**QUOTED TEXT**
----------------

How many operations of flipping all brackets on a substring of a string of brackets are needed to make the string 'correct'?

cs.stackexchange https://cs.stackexchange.com/questions/119847

  •  28-09-2020
  •  | 
  •  

Question

I call a string of brackets 'correct' if every opening bracket has a corresponding closing bracket somewhere after it and every closing bracket has a corresponding opening bracket somewhere before it. For example

(())()((()()))

is a correct string and

)()()(

is an incorrect string.

An operation consists of taking a contiguous subsequence of the input string and 'flipping' every bracket in that subsequence.

Given an arbitrary string of brackets (of even length), the task is to find the smallest number of such operations needed to change it to a 'correct' string of brackets.

Another way to look at this problem is to have a string of +1s and -1s, and to try to find the smallest number of operations (of multiplying every number on an interval by -1) needed to make every prefix of this string nonnegative and every suffix nonpositive.

Was it helpful?

Solution

The DP suggested in the comments by Yuval Filmus indeed works: we can solve the problem in $\mathcal{O}(n^{2})$ by DP.

First note that we may assume that intervals are not allowed to overlap. Take any two overlapping intervals $[a, b)$ and $[c, d)$. WLOG $a \leq c$. Then we can replace the two intervals with the intervals $[a, c)$ and $[\min(b, d), \max(b, d))$ that do not overlap, have shorter total length and cover exactly the same elements.

Replace opening brackets with $1$, closing brackets with $-1$. Now the problem corresponds to applying the minimum number of operations "multiply interval by $-1$" such that every prefix has nonnegative sum, and the sum over the entire array is zero.

We construct a solution left-to-right. At every position we can either start an interval, or end an active interval.

Let $DP[m][s][0]$ denote the minimum number of intervals we need to use such that every prefix sum in the first $m$ elements is nonnegative, the sum of the first $m$ elements is $s$, and we do not have an active interval. Similarly $DP[m][s][1]$ is the same value where we do have an active interval.

----------------

**GOAL**
Please transcribe the passage of the bracket-flipping thread that opens with the words containing "Was it helpful?" and closes with "the same elements.". The data plays no part in this.

----------------

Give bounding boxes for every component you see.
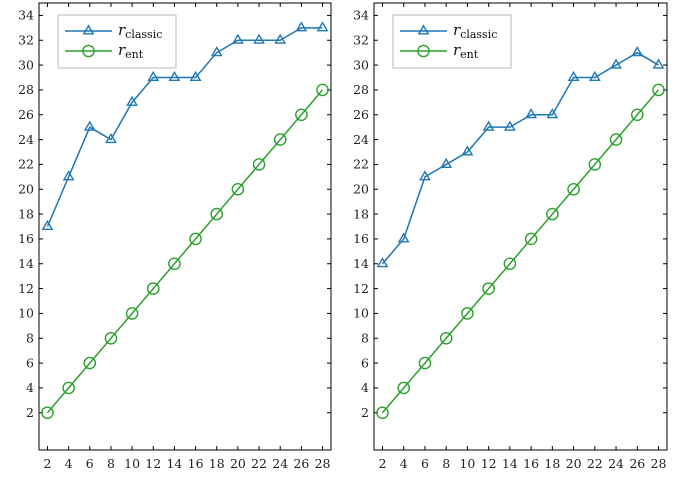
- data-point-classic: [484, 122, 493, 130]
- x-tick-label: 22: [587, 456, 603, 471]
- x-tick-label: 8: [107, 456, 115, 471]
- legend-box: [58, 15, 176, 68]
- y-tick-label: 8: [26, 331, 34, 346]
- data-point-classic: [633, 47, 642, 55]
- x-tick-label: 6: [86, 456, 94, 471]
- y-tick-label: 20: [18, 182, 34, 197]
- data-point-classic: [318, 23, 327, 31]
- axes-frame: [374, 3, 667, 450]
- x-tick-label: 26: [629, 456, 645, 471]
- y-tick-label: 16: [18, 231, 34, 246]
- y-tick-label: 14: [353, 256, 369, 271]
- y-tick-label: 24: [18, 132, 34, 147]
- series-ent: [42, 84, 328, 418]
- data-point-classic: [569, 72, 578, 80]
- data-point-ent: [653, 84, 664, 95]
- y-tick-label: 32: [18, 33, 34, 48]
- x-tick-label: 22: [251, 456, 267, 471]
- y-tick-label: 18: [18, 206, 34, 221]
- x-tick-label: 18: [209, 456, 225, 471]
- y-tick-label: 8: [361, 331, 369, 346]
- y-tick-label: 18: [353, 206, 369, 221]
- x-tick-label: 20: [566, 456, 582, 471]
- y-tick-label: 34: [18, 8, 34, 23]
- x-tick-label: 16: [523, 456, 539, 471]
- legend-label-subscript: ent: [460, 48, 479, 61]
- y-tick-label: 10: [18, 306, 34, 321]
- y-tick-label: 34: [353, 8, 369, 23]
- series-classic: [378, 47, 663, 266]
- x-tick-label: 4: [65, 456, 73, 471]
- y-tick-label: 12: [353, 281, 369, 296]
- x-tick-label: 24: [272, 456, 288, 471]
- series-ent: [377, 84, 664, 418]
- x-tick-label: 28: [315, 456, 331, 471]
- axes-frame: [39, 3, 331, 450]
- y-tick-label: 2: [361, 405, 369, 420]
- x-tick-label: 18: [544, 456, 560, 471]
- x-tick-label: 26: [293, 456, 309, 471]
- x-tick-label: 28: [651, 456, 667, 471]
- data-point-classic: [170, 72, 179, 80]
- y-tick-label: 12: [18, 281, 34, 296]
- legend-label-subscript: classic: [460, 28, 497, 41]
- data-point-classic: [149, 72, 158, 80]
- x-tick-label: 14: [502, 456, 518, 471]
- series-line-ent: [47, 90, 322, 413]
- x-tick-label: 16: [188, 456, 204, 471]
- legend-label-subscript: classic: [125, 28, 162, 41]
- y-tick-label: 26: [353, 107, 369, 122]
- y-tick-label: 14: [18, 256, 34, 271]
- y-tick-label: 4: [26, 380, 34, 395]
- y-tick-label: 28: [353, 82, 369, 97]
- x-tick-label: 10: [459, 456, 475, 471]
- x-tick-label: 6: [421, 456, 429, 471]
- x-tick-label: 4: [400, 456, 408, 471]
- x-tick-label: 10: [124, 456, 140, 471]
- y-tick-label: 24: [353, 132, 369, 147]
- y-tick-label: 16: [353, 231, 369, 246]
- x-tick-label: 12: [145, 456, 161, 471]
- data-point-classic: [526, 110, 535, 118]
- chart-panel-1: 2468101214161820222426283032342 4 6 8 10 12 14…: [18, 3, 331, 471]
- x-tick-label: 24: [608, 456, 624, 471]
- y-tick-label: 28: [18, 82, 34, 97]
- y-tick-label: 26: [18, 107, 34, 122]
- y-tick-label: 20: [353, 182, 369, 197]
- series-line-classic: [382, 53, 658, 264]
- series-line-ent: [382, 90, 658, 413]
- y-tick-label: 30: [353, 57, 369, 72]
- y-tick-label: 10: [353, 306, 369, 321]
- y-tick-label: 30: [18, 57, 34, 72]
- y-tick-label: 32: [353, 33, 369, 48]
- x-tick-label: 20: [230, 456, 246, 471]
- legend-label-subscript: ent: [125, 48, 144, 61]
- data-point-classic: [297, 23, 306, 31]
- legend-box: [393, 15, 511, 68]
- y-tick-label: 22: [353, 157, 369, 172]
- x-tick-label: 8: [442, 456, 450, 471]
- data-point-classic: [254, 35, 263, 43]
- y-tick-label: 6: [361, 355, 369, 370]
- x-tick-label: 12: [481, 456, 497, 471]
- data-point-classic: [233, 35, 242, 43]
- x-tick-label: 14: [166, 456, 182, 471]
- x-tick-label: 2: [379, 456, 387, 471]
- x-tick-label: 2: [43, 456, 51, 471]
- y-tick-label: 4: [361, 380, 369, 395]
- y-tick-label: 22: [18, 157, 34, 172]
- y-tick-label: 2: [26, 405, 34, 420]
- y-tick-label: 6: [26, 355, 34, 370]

----------------

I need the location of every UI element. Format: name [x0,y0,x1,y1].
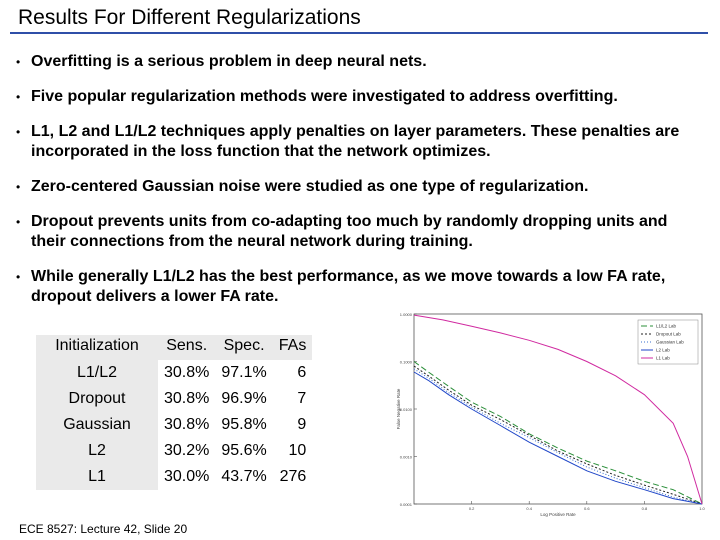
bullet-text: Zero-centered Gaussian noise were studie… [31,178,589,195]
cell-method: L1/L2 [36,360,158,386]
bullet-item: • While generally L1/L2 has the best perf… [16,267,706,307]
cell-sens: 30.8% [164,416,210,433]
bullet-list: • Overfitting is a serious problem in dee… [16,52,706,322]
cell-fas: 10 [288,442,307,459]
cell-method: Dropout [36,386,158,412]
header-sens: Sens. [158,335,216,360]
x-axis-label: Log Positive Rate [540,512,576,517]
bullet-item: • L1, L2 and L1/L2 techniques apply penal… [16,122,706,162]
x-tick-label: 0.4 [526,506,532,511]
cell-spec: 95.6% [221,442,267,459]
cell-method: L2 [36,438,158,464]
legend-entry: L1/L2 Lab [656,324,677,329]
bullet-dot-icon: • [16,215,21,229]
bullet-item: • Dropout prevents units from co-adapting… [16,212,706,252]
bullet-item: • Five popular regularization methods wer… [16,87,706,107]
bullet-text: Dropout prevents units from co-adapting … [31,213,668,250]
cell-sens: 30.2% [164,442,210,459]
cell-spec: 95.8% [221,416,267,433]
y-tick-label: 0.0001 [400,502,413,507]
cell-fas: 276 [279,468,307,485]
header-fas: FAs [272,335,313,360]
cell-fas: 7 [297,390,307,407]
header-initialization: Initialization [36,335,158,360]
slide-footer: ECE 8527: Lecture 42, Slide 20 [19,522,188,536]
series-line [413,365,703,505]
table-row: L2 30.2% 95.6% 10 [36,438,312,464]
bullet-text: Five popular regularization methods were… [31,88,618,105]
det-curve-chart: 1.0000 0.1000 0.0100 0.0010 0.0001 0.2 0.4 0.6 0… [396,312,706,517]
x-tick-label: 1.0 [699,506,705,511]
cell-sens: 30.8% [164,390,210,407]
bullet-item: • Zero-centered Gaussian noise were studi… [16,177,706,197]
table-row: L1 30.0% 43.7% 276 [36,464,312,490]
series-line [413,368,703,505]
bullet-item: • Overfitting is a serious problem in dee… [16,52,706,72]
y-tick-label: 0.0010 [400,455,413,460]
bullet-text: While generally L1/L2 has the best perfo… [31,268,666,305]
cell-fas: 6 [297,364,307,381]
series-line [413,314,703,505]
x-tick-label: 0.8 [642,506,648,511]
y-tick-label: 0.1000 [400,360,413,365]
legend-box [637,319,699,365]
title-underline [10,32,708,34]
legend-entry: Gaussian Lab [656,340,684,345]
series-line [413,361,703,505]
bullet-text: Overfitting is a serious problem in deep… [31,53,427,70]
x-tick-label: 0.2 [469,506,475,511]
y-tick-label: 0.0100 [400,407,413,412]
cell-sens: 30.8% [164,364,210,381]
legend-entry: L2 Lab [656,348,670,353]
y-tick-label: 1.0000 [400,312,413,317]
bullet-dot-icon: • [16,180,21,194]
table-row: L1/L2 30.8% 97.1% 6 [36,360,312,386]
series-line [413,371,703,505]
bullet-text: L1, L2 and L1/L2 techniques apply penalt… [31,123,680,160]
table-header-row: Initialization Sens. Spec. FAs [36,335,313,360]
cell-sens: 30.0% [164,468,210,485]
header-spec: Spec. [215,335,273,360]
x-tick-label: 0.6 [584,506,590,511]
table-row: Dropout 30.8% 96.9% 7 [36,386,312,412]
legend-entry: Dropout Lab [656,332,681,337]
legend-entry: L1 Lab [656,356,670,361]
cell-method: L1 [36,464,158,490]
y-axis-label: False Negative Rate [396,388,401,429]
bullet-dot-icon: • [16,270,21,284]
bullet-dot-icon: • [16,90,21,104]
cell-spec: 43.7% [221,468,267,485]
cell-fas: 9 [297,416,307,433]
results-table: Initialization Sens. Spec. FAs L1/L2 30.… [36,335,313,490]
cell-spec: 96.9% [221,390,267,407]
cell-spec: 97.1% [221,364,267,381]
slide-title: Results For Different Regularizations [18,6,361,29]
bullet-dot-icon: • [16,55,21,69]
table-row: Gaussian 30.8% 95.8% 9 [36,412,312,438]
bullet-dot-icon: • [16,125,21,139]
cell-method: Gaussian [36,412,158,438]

----------------

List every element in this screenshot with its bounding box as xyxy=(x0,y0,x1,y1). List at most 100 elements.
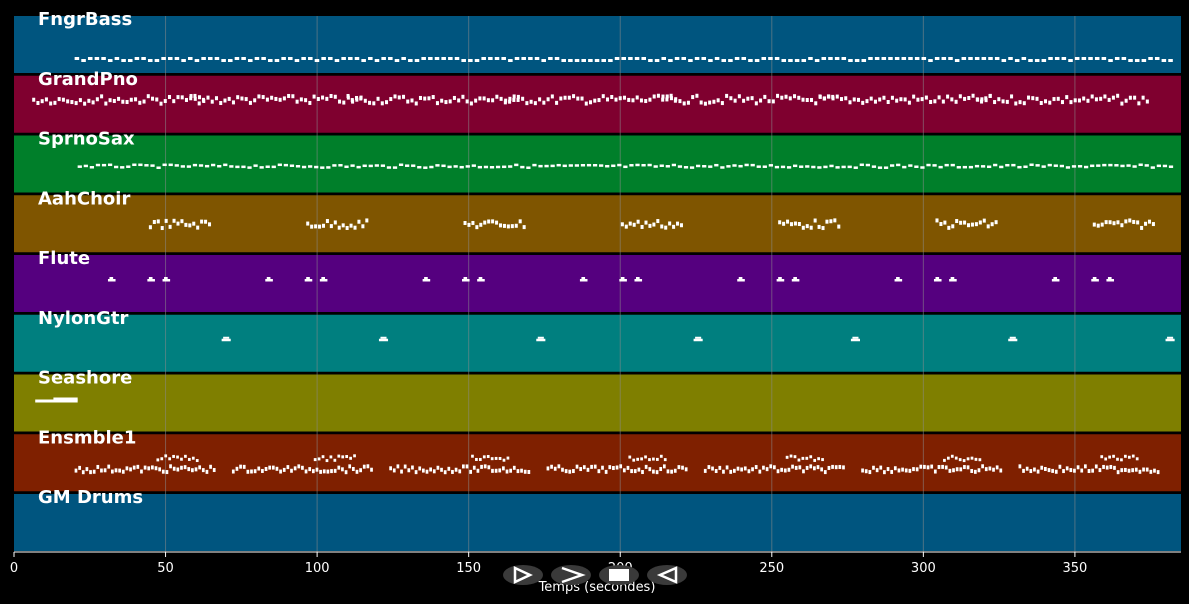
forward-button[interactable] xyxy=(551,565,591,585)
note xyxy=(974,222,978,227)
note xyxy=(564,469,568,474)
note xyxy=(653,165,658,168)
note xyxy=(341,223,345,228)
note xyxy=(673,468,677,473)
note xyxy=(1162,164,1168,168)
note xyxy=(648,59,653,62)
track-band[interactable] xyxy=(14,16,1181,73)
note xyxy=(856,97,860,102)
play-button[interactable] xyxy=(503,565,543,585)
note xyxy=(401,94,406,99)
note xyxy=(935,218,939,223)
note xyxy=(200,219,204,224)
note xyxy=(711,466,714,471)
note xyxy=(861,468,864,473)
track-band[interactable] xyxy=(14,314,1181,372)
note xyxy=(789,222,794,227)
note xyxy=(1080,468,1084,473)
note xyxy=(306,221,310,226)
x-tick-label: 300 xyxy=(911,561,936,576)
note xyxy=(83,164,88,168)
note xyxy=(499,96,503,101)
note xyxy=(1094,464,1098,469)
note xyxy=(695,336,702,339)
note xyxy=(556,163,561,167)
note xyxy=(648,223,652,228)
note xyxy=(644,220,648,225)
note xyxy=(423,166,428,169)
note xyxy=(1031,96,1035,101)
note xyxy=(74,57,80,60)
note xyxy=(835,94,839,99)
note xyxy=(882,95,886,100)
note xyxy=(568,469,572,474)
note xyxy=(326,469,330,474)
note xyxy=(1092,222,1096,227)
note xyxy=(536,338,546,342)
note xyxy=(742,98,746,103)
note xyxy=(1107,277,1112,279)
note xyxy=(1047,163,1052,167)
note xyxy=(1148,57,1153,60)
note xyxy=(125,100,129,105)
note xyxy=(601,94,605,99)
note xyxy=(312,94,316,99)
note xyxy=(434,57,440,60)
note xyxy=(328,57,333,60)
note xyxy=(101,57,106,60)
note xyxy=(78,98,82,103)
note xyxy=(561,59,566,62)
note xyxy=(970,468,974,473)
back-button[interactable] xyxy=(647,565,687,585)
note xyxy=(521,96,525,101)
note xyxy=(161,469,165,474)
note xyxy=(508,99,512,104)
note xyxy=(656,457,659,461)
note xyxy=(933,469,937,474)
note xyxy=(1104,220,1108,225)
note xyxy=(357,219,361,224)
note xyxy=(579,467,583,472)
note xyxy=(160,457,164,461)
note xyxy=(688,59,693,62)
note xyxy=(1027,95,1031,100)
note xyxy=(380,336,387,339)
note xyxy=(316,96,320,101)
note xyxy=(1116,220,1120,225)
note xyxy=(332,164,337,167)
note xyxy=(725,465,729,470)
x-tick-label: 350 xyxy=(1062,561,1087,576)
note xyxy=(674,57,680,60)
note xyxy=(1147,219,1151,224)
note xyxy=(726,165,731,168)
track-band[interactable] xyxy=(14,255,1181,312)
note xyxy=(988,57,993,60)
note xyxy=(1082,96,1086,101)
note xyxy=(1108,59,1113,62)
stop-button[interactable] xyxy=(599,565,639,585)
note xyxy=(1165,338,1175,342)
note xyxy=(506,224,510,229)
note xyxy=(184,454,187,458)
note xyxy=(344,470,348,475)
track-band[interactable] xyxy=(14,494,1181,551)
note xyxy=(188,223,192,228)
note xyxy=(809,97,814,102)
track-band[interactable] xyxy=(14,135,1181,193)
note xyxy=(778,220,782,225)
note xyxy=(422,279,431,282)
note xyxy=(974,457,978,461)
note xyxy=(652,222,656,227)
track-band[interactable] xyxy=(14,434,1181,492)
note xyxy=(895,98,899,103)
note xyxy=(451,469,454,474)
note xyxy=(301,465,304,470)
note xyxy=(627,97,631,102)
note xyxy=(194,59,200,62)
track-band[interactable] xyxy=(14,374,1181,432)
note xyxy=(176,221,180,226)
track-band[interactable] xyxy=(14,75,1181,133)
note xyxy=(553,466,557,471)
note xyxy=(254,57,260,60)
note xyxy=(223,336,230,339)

----------------

**WRITTEN ANSWER**
Was it helpful?

Solution

The DP suggested in the comments by Yuval Filmus indeed works: we can solve the problem in $\mathcal{O}(n^{2})$ by DP.

First note that we may assume that intervals are not allowed to overlap. Take any two overlapping intervals $[a, b)$ and $[c, d)$. WLOG $a \leq c$. Then we can replace the two intervals with the intervals $[a, c)$ and $[\min(b, d), \max(b, d))$ that do not overlap, have shorter total length and cover exactly the same elements.